### TASK
Every line that contains the word "title" should be copied out.
^^^^
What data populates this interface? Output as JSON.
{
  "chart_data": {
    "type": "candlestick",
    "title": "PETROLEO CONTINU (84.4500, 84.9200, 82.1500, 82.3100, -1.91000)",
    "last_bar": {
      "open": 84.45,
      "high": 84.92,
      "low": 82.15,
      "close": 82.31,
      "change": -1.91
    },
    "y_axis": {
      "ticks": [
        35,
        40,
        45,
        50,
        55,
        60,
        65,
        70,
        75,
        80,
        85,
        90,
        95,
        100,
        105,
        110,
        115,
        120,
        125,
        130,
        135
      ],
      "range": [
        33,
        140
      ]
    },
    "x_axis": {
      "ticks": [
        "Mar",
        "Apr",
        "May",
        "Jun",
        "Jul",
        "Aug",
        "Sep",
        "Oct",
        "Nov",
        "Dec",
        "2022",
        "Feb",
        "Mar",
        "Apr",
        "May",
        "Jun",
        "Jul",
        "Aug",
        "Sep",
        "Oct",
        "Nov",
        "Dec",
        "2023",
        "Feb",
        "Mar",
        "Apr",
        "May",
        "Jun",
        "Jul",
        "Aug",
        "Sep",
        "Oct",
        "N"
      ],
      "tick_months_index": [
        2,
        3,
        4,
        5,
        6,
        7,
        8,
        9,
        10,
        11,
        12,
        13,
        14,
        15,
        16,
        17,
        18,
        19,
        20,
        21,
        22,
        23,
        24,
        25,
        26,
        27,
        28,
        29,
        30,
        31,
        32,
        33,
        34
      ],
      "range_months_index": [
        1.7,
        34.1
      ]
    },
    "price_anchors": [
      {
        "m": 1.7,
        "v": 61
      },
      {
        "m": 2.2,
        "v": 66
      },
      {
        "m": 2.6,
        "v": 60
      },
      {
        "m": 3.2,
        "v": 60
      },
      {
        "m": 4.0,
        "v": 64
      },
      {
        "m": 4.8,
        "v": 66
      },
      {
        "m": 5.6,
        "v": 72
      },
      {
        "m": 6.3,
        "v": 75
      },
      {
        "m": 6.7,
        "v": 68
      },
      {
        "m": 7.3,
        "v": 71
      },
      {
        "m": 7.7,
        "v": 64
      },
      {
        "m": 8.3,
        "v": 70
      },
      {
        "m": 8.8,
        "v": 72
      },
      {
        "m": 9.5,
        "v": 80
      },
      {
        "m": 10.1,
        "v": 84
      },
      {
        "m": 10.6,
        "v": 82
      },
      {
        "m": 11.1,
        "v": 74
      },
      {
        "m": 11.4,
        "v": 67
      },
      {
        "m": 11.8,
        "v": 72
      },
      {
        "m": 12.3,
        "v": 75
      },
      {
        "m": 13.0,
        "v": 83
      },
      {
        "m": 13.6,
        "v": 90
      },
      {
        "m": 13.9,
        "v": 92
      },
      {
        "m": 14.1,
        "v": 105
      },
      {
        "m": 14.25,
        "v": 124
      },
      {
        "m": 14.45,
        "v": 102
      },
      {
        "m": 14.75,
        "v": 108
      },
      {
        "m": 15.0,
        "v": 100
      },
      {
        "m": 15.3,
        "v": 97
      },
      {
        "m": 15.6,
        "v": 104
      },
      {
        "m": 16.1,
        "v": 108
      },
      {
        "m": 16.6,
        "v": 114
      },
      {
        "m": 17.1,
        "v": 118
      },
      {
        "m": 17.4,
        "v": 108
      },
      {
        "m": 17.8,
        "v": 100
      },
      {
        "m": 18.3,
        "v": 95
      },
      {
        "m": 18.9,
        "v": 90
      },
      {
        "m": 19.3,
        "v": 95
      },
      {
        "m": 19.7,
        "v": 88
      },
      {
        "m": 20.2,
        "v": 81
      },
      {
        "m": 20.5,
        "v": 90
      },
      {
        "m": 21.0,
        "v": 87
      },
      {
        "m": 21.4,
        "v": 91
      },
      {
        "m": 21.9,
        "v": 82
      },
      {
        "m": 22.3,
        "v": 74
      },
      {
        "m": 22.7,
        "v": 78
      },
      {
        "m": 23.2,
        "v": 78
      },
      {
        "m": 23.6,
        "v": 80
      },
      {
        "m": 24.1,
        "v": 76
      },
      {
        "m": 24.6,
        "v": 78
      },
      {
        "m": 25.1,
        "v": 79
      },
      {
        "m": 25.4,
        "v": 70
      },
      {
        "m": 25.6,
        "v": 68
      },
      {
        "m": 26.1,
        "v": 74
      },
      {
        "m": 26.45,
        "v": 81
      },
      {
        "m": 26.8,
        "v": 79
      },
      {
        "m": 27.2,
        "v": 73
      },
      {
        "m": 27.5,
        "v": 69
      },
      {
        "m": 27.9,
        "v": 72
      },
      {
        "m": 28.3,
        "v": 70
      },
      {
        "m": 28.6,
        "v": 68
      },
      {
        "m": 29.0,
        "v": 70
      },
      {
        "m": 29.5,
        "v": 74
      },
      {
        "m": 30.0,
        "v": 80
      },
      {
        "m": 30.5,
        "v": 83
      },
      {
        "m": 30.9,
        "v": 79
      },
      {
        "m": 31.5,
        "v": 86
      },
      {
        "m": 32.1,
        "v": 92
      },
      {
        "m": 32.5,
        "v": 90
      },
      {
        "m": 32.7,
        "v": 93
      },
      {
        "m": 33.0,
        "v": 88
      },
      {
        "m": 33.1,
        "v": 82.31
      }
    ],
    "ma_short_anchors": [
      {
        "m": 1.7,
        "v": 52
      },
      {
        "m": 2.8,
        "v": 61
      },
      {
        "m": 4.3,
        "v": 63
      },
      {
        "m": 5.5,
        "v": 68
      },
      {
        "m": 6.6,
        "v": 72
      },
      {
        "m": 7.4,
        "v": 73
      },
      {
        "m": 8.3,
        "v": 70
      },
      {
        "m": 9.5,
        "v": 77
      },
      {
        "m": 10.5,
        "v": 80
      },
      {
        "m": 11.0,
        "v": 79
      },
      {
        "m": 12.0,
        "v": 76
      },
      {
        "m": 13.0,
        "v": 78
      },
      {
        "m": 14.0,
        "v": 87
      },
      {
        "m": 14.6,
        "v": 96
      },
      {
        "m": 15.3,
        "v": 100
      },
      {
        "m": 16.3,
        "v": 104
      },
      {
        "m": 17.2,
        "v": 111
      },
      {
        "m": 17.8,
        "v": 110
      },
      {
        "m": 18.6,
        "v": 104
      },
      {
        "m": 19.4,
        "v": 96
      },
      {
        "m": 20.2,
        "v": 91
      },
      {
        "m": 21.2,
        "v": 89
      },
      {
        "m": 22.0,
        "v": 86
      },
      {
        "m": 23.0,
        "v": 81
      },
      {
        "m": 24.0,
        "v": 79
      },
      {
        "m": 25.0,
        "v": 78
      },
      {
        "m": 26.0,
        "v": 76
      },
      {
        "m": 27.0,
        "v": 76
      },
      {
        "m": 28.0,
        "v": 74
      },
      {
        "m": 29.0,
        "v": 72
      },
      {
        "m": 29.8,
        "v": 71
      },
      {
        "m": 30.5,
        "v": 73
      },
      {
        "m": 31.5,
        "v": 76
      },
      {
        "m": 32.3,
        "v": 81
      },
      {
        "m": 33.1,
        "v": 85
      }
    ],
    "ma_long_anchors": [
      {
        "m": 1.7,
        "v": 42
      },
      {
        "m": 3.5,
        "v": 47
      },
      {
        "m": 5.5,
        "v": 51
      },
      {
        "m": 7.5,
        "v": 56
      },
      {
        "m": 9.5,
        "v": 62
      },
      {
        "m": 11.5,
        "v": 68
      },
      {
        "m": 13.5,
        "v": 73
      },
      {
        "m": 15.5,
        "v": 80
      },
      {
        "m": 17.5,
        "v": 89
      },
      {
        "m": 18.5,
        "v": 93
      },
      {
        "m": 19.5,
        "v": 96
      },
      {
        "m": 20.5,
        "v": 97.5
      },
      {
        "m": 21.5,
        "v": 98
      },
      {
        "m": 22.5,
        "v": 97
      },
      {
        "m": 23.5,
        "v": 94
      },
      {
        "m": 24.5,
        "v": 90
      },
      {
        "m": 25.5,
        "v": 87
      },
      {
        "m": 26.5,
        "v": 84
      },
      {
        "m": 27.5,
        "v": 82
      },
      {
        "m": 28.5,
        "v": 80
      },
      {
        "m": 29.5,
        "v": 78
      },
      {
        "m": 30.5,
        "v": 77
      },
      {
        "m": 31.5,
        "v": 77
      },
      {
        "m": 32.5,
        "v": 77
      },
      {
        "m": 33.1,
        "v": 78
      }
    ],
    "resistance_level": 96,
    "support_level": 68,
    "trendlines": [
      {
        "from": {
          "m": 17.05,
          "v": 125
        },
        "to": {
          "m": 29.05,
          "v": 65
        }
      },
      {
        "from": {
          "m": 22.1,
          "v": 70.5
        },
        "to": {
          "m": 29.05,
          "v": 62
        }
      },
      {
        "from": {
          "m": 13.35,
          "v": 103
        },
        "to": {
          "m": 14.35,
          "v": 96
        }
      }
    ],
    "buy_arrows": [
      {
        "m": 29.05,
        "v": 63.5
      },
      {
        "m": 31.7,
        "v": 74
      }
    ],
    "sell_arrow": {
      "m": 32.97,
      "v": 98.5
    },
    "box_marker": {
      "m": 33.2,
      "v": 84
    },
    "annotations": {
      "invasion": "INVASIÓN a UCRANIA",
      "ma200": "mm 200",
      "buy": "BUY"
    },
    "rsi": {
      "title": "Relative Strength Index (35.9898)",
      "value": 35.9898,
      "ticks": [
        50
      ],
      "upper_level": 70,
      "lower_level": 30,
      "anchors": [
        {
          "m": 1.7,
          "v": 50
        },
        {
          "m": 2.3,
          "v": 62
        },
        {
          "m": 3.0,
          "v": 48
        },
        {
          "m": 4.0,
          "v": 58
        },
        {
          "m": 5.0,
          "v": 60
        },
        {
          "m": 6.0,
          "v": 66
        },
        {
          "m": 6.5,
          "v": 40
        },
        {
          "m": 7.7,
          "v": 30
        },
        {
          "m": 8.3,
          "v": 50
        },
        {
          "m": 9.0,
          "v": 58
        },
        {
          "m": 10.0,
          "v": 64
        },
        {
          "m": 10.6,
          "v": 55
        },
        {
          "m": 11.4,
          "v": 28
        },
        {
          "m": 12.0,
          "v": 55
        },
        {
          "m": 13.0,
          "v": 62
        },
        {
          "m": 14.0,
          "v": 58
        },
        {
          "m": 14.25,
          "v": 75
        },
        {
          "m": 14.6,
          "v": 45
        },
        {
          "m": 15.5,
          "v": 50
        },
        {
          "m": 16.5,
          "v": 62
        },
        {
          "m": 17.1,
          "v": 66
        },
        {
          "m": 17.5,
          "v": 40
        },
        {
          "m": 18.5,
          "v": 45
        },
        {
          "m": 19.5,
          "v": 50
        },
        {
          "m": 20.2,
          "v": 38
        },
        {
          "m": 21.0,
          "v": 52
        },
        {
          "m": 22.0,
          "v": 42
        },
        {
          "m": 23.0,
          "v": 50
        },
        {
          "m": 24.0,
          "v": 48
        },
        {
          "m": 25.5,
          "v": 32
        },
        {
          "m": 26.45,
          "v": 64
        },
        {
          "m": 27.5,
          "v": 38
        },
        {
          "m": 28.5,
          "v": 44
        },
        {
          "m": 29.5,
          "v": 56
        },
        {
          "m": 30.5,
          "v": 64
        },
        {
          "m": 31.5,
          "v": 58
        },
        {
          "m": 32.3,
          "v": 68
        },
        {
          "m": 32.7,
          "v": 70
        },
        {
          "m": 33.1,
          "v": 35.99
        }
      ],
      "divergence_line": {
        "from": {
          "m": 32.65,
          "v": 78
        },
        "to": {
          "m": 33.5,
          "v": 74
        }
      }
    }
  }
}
^^^^
### IN RESPONSE
    "title": "PETROLEO CONTINU (84.4500, 84.9200, 82.1500, 82.3100, -1.91000)",
      "title": "Relative Strength Index (35.9898)",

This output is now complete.